Start Given entries

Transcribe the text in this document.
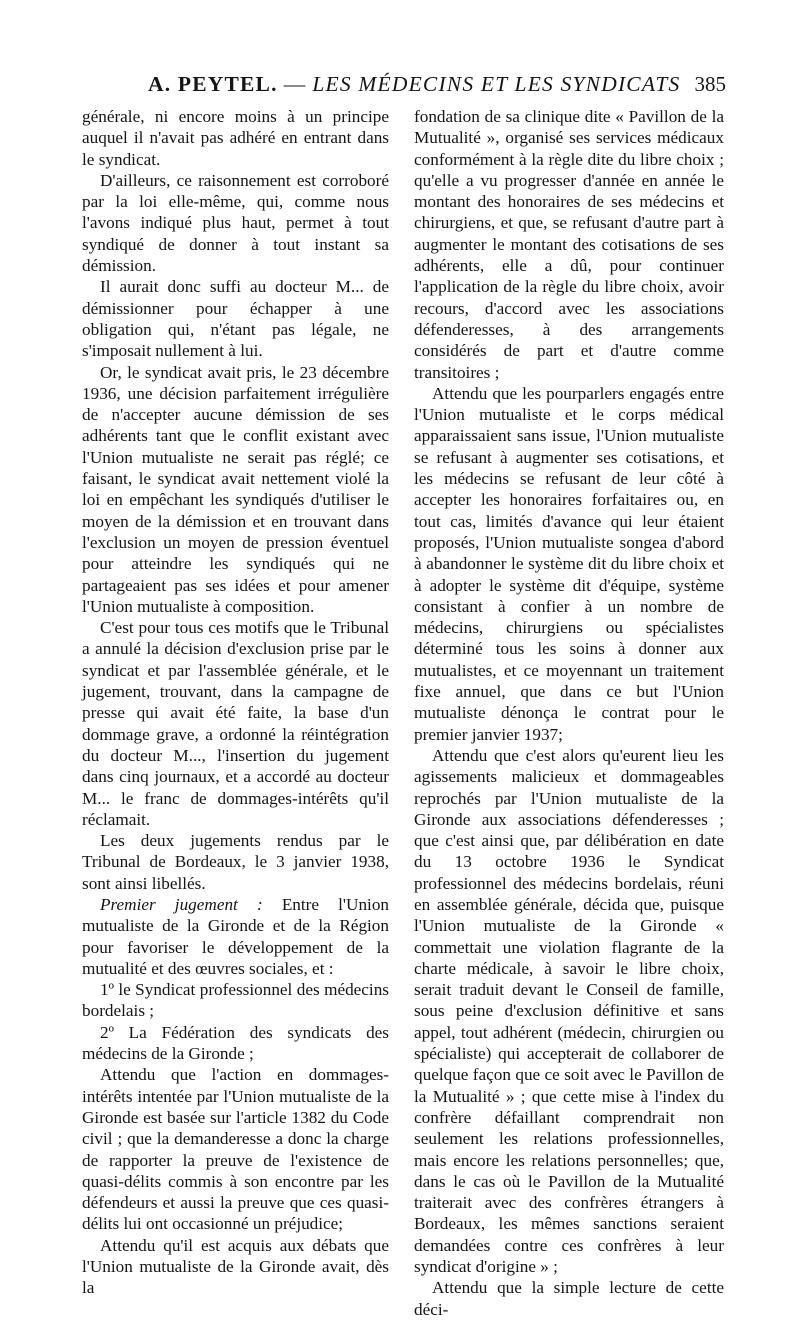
A. PEYTEL. — LES MÉDECINS ET LES SYNDICATS 385

générale, ni encore moins à un principe auquel il n'avait pas adhéré en entrant dans le syndicat.

D'ailleurs, ce raisonnement est corroboré par la loi elle-même, qui, comme nous l'avons indiqué plus haut, permet à tout syndiqué de donner à tout instant sa démission.

Il aurait donc suffi au docteur M... de démissionner pour échapper à une obligation qui, n'étant pas légale, ne s'imposait nullement à lui.

Or, le syndicat avait pris, le 23 décembre 1936, une décision parfaitement irrégulière de n'accepter aucune démission de ses adhérents tant que le conflit existant avec l'Union mutualiste ne serait pas réglé; ce faisant, le syndicat avait nettement violé la loi en empêchant les syndiqués d'utiliser le moyen de la démission et en trouvant dans l'exclusion un moyen de pression éventuel pour atteindre les syndiqués qui ne partageaient pas ses idées et pour amener l'Union mutualiste à composition.

C'est pour tous ces motifs que le Tribunal a annulé la décision d'exclusion prise par le syndicat et par l'assemblée générale, et le jugement, trouvant, dans la campagne de presse qui avait été faite, la base d'un dommage grave, a ordonné la réintégration du docteur M..., l'insertion du jugement dans cinq journaux, et a accordé au docteur M... le franc de dommages-intérêts qu'il réclamait.

Les deux jugements rendus par le Tribunal de Bordeaux, le 3 janvier 1938, sont ainsi libellés.

Premier jugement : Entre l'Union mutualiste de la Gironde et de la Région pour favoriser le développement de la mutualité et des œuvres sociales, et :

1º le Syndicat professionnel des médecins bordelais ;

2º La Fédération des syndicats des médecins de la Gironde ;

Attendu que l'action en dommages-intérêts intentée par l'Union mutualiste de la Gironde est basée sur l'article 1382 du Code civil ; que la demanderesse a donc la charge de rapporter la preuve de l'existence de quasi-délits commis à son encontre par les défendeurs et aussi la preuve que ces quasi-délits lui ont occasionné un préjudice;

Attendu qu'il est acquis aux débats que l'Union mutualiste de la Gironde avait, dès la

fondation de sa clinique dite « Pavillon de la Mutualité », organisé ses services médicaux conformément à la règle dite du libre choix ; qu'elle a vu progresser d'année en année le montant des honoraires de ses médecins et chirurgiens, et que, se refusant d'autre part à augmenter le montant des cotisations de ses adhérents, elle a dû, pour continuer l'application de la règle du libre choix, avoir recours, d'accord avec les associations défenderesses, à des arrangements considérés de part et d'autre comme transitoires ;

Attendu que les pourparlers engagés entre l'Union mutualiste et le corps médical apparaissaient sans issue, l'Union mutualiste se refusant à augmenter ses cotisations, et les médecins se refusant de leur côté à accepter les honoraires forfaitaires ou, en tout cas, limités d'avance qui leur étaient proposés, l'Union mutualiste songea d'abord à abandonner le système dit du libre choix et à adopter le système dit d'équipe, système consistant à confier à un nombre de médecins, chirurgiens ou spécialistes déterminé tous les soins à donner aux mutualistes, et ce moyennant un traitement fixe annuel, que dans ce but l'Union mutualiste dénonça le contrat pour le premier janvier 1937;

Attendu que c'est alors qu'eurent lieu les agissements malicieux et dommageables reprochés par l'Union mutualiste de la Gironde aux associations défenderesses ; que c'est ainsi que, par délibération en date du 13 octobre 1936 le Syndicat professionnel des médecins bordelais, réuni en assemblée générale, décida que, puisque l'Union mutualiste de la Gironde « commettait une violation flagrante de la charte médicale, à savoir le libre choix, serait traduit devant le Conseil de famille, sous peine d'exclusion définitive et sans appel, tout adhérent (médecin, chirurgien ou spécialiste) qui accepterait de collaborer de quelque façon que ce soit avec le Pavillon de la Mutualité » ; que cette mise à l'index du confrère défaillant comprendrait non seulement les relations professionnelles, mais encore les relations personnelles; que, dans le cas où le Pavillon de la Mutualité traiterait avec des confrères étrangers à Bordeaux, les mêmes sanctions seraient demandées contre ces confrères à leur syndicat d'origine » ;

Attendu que la simple lecture de cette déci-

End Given entries

* **Request**:
Take the records above and transcribe them exactly, dropping every picture.

* **Exercise answer**:
Transcribe the text in this document.
A. PEYTEL. — LES MÉDECINS ET LES SYNDICATS 385

générale, ni encore moins à un principe auquel il n'avait pas adhéré en entrant dans le syndicat.

D'ailleurs, ce raisonnement est corroboré par la loi elle-même, qui, comme nous l'avons indiqué plus haut, permet à tout syndiqué de donner à tout instant sa démission.

Il aurait donc suffi au docteur M... de démissionner pour échapper à une obligation qui, n'étant pas légale, ne s'imposait nullement à lui.

Or, le syndicat avait pris, le 23 décembre 1936, une décision parfaitement irrégulière de n'accepter aucune démission de ses adhérents tant que le conflit existant avec l'Union mutualiste ne serait pas réglé; ce faisant, le syndicat avait nettement violé la loi en empêchant les syndiqués d'utiliser le moyen de la démission et en trouvant dans l'exclusion un moyen de pression éventuel pour atteindre les syndiqués qui ne partageaient pas ses idées et pour amener l'Union mutualiste à composition.

C'est pour tous ces motifs que le Tribunal a annulé la décision d'exclusion prise par le syndicat et par l'assemblée générale, et le jugement, trouvant, dans la campagne de presse qui avait été faite, la base d'un dommage grave, a ordonné la réintégration du docteur M..., l'insertion du jugement dans cinq journaux, et a accordé au docteur M... le franc de dommages-intérêts qu'il réclamait.

Les deux jugements rendus par le Tribunal de Bordeaux, le 3 janvier 1938, sont ainsi libellés.

Premier jugement : Entre l'Union mutualiste de la Gironde et de la Région pour favoriser le développement de la mutualité et des œuvres sociales, et :

1º le Syndicat professionnel des médecins bordelais ;

2º La Fédération des syndicats des médecins de la Gironde ;

Attendu que l'action en dommages-intérêts intentée par l'Union mutualiste de la Gironde est basée sur l'article 1382 du Code civil ; que la demanderesse a donc la charge de rapporter la preuve de l'existence de quasi-délits commis à son encontre par les défendeurs et aussi la preuve que ces quasi-délits lui ont occasionné un préjudice;

Attendu qu'il est acquis aux débats que l'Union mutualiste de la Gironde avait, dès la

fondation de sa clinique dite « Pavillon de la Mutualité », organisé ses services médicaux conformément à la règle dite du libre choix ; qu'elle a vu progresser d'année en année le montant des honoraires de ses médecins et chirurgiens, et que, se refusant d'autre part à augmenter le montant des cotisations de ses adhérents, elle a dû, pour continuer l'application de la règle du libre choix, avoir recours, d'accord avec les associations défenderesses, à des arrangements considérés de part et d'autre comme transitoires ;

Attendu que les pourparlers engagés entre l'Union mutualiste et le corps médical apparaissaient sans issue, l'Union mutualiste se refusant à augmenter ses cotisations, et les médecins se refusant de leur côté à accepter les honoraires forfaitaires ou, en tout cas, limités d'avance qui leur étaient proposés, l'Union mutualiste songea d'abord à abandonner le système dit du libre choix et à adopter le système dit d'équipe, système consistant à confier à un nombre de médecins, chirurgiens ou spécialistes déterminé tous les soins à donner aux mutualistes, et ce moyennant un traitement fixe annuel, que dans ce but l'Union mutualiste dénonça le contrat pour le premier janvier 1937;

Attendu que c'est alors qu'eurent lieu les agissements malicieux et dommageables reprochés par l'Union mutualiste de la Gironde aux associations défenderesses ; que c'est ainsi que, par délibération en date du 13 octobre 1936 le Syndicat professionnel des médecins bordelais, réuni en assemblée générale, décida que, puisque l'Union mutualiste de la Gironde « commettait une violation flagrante de la charte médicale, à savoir le libre choix, serait traduit devant le Conseil de famille, sous peine d'exclusion définitive et sans appel, tout adhérent (médecin, chirurgien ou spécialiste) qui accepterait de collaborer de quelque façon que ce soit avec le Pavillon de la Mutualité » ; que cette mise à l'index du confrère défaillant comprendrait non seulement les relations professionnelles, mais encore les relations personnelles; que, dans le cas où le Pavillon de la Mutualité traiterait avec des confrères étrangers à Bordeaux, les mêmes sanctions seraient demandées contre ces confrères à leur syndicat d'origine » ;

Attendu que la simple lecture de cette déci-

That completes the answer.